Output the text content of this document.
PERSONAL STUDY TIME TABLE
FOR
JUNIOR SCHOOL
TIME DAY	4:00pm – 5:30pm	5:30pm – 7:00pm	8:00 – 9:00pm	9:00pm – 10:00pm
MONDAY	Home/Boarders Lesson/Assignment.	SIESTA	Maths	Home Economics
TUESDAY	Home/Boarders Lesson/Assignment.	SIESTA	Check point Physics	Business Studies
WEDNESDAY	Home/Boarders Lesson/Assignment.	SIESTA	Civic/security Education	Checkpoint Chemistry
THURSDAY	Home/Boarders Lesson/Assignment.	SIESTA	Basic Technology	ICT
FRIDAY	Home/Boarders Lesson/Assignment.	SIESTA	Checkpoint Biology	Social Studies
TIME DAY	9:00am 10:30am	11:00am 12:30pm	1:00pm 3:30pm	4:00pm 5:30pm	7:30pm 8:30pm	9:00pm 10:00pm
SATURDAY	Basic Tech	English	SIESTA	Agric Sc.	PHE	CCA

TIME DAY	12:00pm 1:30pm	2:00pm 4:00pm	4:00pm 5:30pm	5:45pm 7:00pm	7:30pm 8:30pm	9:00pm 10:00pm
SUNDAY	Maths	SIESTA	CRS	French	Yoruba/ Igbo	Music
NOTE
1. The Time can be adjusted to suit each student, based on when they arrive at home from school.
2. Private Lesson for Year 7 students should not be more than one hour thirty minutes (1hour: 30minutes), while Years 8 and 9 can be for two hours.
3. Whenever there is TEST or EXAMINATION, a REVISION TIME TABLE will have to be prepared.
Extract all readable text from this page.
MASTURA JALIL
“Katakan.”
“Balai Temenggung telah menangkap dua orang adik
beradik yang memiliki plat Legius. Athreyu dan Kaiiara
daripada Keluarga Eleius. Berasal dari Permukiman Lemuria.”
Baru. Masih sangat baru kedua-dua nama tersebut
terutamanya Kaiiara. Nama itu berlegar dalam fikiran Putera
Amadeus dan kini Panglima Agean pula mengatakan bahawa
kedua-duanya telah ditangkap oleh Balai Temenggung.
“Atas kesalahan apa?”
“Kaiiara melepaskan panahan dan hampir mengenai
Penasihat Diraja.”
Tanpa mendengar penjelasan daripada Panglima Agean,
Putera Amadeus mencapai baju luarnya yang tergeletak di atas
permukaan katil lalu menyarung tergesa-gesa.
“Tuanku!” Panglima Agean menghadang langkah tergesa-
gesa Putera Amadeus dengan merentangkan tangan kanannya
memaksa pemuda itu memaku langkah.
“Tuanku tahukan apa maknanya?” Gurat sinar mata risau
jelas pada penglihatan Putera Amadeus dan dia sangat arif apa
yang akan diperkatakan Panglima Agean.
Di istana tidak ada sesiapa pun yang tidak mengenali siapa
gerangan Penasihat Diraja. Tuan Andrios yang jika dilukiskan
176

Job:
Print the records above exactly as they appear.

Expected answer:
Output the text content of this document.
PERSONAL STUDY TIME TABLE
FOR
JUNIOR SCHOOL
TIME DAY	4:00pm – 5:30pm	5:30pm – 7:00pm	8:00 – 9:00pm	9:00pm – 10:00pm
MONDAY	Home/Boarders Lesson/Assignment.	SIESTA	Maths	Home Economics
TUESDAY	Home/Boarders Lesson/Assignment.	SIESTA	Check point Physics	Business Studies
WEDNESDAY	Home/Boarders Lesson/Assignment.	SIESTA	Civic/security Education	Checkpoint Chemistry
THURSDAY	Home/Boarders Lesson/Assignment.	SIESTA	Basic Technology	ICT
FRIDAY	Home/Boarders Lesson/Assignment.	SIESTA	Checkpoint Biology	Social Studies
TIME DAY	9:00am 10:30am	11:00am 12:30pm	1:00pm 3:30pm	4:00pm 5:30pm	7:30pm 8:30pm	9:00pm 10:00pm
SATURDAY	Basic Tech	English	SIESTA	Agric Sc.	PHE	CCA

TIME DAY	12:00pm 1:30pm	2:00pm 4:00pm	4:00pm 5:30pm	5:45pm 7:00pm	7:30pm 8:30pm	9:00pm 10:00pm
SUNDAY	Maths	SIESTA	CRS	French	Yoruba/ Igbo	Music
NOTE
1. The Time can be adjusted to suit each student, based on when they arrive at home from school.
2. Private Lesson for Year 7 students should not be more than one hour thirty minutes (1hour: 30minutes), while Years 8 and 9 can be for two hours.
3. Whenever there is TEST or EXAMINATION, a REVISION TIME TABLE will have to be prepared.
Extract all readable text from this page.
MASTURA JALIL
“Katakan.”
“Balai Temenggung telah menangkap dua orang adik
beradik yang memiliki plat Legius. Athreyu dan Kaiiara
daripada Keluarga Eleius. Berasal dari Permukiman Lemuria.”
Baru. Masih sangat baru kedua-dua nama tersebut
terutamanya Kaiiara. Nama itu berlegar dalam fikiran Putera
Amadeus dan kini Panglima Agean pula mengatakan bahawa
kedua-duanya telah ditangkap oleh Balai Temenggung.
“Atas kesalahan apa?”
“Kaiiara melepaskan panahan dan hampir mengenai
Penasihat Diraja.”
Tanpa mendengar penjelasan daripada Panglima Agean,
Putera Amadeus mencapai baju luarnya yang tergeletak di atas
permukaan katil lalu menyarung tergesa-gesa.
“Tuanku!” Panglima Agean menghadang langkah tergesa-
gesa Putera Amadeus dengan merentangkan tangan kanannya
memaksa pemuda itu memaku langkah.
“Tuanku tahukan apa maknanya?” Gurat sinar mata risau
jelas pada penglihatan Putera Amadeus dan dia sangat arif apa
yang akan diperkatakan Panglima Agean.
Di istana tidak ada sesiapa pun yang tidak mengenali siapa
gerangan Penasihat Diraja. Tuan Andrios yang jika dilukiskan
176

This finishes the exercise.